* Start *

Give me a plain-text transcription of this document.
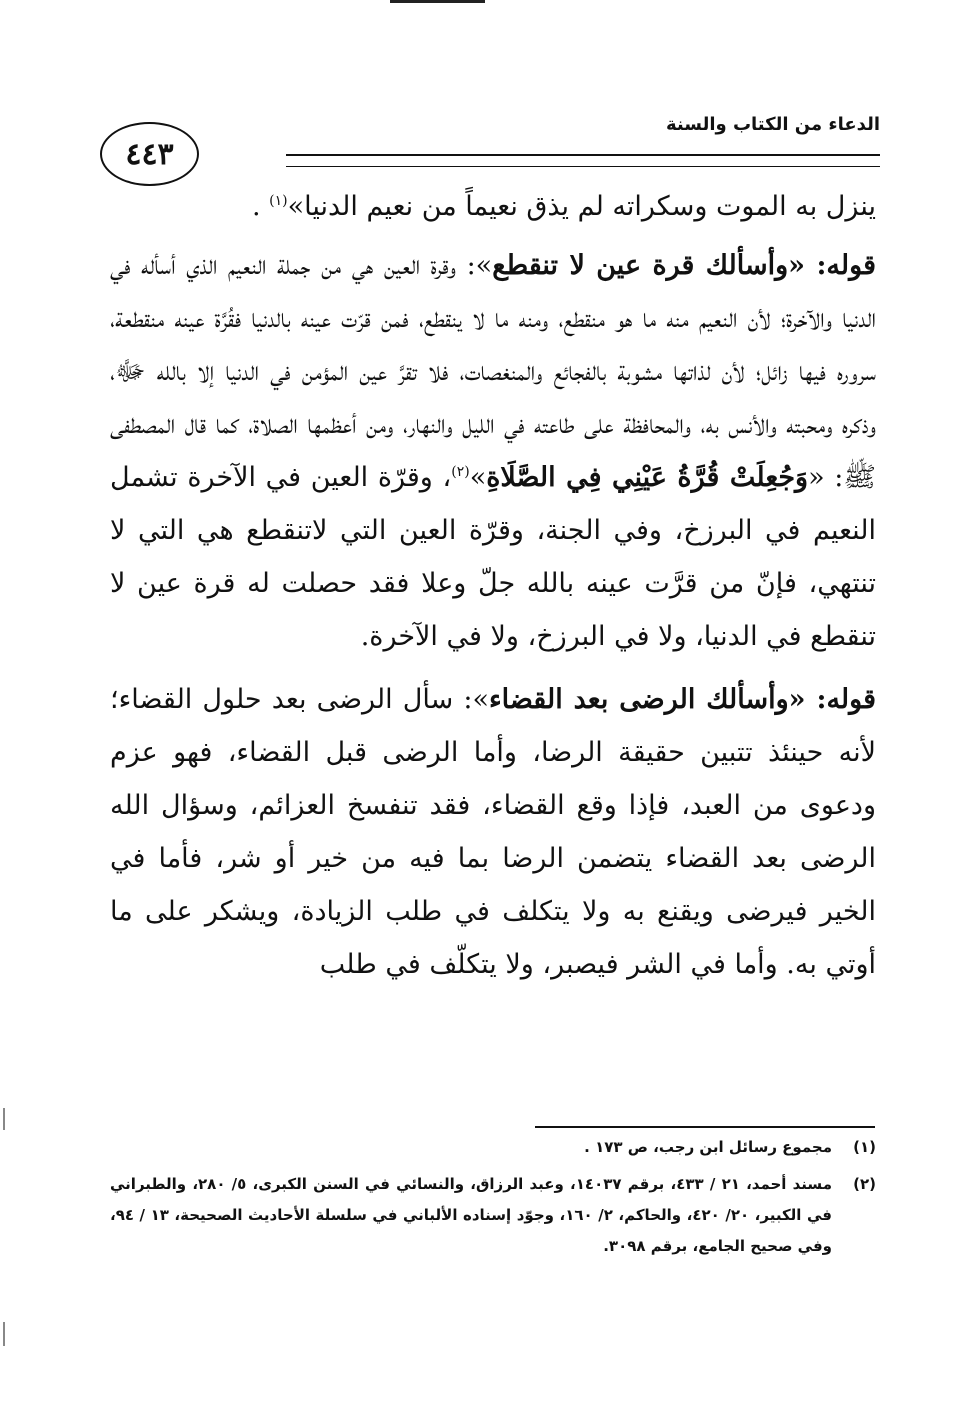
٤٤٣
الدعاء من الكتاب والسنة

ينزل به الموت وسكراته لم يذق نعيماً من نعيم الدنيا»$^{(١)}$ .

قوله: «وأسألك قرة عين لا تنقطع»: وقرة العين هي من جملة النعيم الذي أسأله في الدنيا والآخرة؛ لأن النعيم منه ما هو منقطع، ومنه ما لا ينقطع، فمن قرّت عينه بالدنيا فقُرَّة عينه منقطعة، سروره فيها زائل؛ لأن لذاتها مشوبة بالفجائع والمنغصات، فلا تقرَّ عين المؤمن في الدنيا إلا بالله ﷻ، وذكره ومحبته والأنس به، والمحافظة على طاعته في الليل والنهار، ومن أعظمها الصلاة، كما قال المصطفى ﷺ: «وَجُعِلَتْ قُرَّةُ عَيْنِي فِي الصَّلَاةِ»$^{(٢)}$، وقرّة العين في الآخرة تشمل النعيم في البرزخ، وفي الجنة، وقرّة العين التي لاتنقطع هي التي لا تنتهي، فإنّ من قرَّت عينه بالله جلّ وعلا فقد حصلت له قرة عين لا تنقطع في الدنيا، ولا في البرزخ، ولا في الآخرة.

قوله: «وأسألك الرضى بعد القضاء»: سأل الرضى بعد حلول القضاء؛ لأنه حينئذ تتبين حقيقة الرضا، وأما الرضى قبل القضاء، فهو عزم ودعوى من العبد، فإذا وقع القضاء، فقد تنفسخ العزائم، وسؤال الله الرضى بعد القضاء يتضمن الرضا بما فيه من خير أو شر، فأما في الخير فيرضى ويقنع به ولا يتكلف في طلب الزيادة، ويشكر على ما أوتي به. وأما في الشر فيصبر، ولا يتكلّف في طلب

(١)
مجموع رسائل ابن رجب، ص ١٧٣ .
(٢)
مسند أحمد، ٢١ / ٤٣٣، برقم ١٤٠٣٧، وعبد الرزاق، والنسائي في السنن الكبرى، ٥/ ٢٨٠، والطبراني في الكبير، ٢٠/ ٤٢٠، والحاكم، ٢/ ١٦٠، وجوّد إسناده الألباني في سلسلة الأحاديث الصحيحة، ١٣ / ٩٤، وفي صحيح الجامع، برقم ٣٠٩٨.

* End *

--- TASK ---
Look through the material above. Copy each line where the word "الدنيا" appears.

--- SOLUTION FOR THIS TASK ---
ينزل به الموت وسكراته لم يذق نعيماً من نعيم الدنيا»$^{(١)}$ .
قوله: «وأسألك قرة عين لا تنقطع»: وقرة العين هي من جملة النعيم الذي أسأله في الدنيا والآخرة؛ لأن النعيم منه ما هو منقطع، ومنه ما لا ينقطع، فمن قرّت عينه بالدنيا فقُرَّة عينه منقطعة، سروره فيها زائل؛ لأن لذاتها مشوبة بالفجائع والمنغصات، فلا تقرَّ عين المؤمن في الدنيا إلا بالله ﷻ، وذكره ومحبته والأنس به، والمحافظة على طاعته في الليل والنهار، ومن أعظمها الصلاة، كما قال المصطفى ﷺ: «وَجُعِلَتْ قُرَّةُ عَيْنِي فِي الصَّلَاةِ»$^{(٢)}$، وقرّة العين في الآخرة تشمل النعيم في البرزخ، وفي الجنة، وقرّة العين التي لاتنقطع هي التي لا تنتهي، فإنّ من قرَّت عينه بالله جلّ وعلا فقد حصلت له قرة عين لا تنقطع في الدنيا، ولا في البرزخ، ولا في الآخرة.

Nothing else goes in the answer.